**Exercise instructions:** Copy whichever lines contain the string "interest".

**Given entries:**
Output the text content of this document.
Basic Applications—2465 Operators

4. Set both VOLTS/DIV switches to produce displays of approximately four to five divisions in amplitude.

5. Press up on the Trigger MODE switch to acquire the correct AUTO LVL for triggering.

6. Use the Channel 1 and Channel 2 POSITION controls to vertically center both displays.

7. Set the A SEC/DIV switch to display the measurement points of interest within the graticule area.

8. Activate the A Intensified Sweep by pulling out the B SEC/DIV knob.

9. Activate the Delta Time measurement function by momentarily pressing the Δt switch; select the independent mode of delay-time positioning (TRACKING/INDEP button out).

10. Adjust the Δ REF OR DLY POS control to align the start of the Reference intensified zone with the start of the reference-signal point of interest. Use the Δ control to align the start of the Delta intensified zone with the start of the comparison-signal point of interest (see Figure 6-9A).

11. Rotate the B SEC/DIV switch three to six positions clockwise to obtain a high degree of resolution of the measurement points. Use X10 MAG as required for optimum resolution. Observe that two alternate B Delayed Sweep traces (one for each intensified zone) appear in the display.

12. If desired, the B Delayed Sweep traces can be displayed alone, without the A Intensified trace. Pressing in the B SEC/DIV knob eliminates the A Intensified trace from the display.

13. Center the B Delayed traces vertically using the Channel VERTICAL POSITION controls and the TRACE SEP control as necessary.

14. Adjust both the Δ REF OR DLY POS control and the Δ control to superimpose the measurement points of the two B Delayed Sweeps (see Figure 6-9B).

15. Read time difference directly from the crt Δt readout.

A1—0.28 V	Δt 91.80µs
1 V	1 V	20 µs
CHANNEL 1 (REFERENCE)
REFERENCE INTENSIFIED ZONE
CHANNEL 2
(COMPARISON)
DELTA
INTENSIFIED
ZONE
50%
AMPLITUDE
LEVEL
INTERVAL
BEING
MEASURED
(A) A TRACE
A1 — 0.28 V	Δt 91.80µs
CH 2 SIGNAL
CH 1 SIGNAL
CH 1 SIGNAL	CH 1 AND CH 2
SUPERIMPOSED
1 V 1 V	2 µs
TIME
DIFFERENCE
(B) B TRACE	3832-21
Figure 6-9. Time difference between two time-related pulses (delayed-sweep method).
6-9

**Solution:**
7. Set the A SEC/DIV switch to display the measurement points of interest within the graticule area.
10. Adjust the Δ REF OR DLY POS control to align the start of the Reference intensified zone with the start of the reference-signal point of interest. Use the Δ control to align the start of the Delta intensified zone with the start of the comparison-signal point of interest (see Figure 6-9A).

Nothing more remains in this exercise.